• _DIRECTIONS_: Determine which lines contain the word "this", then copy those lines.

— START OF RAW DATA —

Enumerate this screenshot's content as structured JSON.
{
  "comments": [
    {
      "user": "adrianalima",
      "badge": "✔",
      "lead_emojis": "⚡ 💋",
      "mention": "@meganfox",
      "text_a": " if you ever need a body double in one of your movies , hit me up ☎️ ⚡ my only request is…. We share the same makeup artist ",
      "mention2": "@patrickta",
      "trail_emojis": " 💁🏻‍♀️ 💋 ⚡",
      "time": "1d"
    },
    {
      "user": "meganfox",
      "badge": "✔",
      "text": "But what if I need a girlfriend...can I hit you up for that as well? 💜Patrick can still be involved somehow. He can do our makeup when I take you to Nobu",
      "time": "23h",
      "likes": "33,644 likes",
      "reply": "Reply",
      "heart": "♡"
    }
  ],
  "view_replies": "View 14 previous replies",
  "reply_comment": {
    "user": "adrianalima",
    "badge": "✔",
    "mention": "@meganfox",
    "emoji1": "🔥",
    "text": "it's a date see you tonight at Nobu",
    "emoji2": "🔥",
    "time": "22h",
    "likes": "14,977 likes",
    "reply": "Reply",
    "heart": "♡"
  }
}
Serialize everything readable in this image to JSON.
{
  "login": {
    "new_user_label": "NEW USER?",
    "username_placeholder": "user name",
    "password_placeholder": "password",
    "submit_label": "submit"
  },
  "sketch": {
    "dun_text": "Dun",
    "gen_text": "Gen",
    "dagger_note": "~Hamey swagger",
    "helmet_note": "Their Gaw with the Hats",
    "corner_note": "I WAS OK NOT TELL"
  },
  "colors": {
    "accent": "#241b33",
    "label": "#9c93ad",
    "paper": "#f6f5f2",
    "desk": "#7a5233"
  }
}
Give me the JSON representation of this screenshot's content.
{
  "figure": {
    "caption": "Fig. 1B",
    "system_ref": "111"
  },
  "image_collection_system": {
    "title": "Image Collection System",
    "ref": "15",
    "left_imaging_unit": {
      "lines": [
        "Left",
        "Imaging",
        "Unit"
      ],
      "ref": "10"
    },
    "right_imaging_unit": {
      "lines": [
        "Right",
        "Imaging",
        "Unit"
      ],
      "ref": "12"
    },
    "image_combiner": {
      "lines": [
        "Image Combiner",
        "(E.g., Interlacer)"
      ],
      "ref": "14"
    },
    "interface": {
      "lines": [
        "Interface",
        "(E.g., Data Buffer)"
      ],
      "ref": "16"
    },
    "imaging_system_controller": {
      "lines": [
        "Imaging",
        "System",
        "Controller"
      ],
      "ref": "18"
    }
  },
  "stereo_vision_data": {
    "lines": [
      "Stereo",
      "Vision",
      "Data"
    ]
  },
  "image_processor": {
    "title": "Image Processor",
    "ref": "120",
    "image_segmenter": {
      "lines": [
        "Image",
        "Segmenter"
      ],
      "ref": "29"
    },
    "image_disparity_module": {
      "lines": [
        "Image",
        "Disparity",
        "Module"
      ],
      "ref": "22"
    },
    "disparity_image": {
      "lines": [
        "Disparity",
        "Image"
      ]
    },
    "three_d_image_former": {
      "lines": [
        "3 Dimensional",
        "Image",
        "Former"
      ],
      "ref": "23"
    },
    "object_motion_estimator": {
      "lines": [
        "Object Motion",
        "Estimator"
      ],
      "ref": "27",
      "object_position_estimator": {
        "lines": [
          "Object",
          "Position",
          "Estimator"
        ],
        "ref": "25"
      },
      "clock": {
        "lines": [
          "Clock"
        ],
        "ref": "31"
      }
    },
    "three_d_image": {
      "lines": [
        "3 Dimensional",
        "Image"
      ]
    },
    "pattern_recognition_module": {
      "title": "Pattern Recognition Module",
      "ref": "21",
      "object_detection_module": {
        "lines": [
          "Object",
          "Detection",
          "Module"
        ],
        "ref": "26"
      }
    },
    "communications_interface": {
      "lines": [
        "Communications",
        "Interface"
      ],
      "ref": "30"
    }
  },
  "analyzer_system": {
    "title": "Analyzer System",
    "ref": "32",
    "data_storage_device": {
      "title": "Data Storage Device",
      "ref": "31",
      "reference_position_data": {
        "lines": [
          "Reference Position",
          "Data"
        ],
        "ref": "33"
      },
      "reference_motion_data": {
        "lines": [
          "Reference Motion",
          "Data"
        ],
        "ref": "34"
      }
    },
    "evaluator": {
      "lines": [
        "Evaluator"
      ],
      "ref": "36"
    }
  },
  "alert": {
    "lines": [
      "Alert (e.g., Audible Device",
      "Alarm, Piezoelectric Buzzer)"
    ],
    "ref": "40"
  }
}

— END OF RAW DATA —

• _EXERCISE ANSWER_:
Enumerate this screenshot's content as structured JSON.
Serialize everything readable in this image to JSON.
Give me the JSON representation of this screenshot's content.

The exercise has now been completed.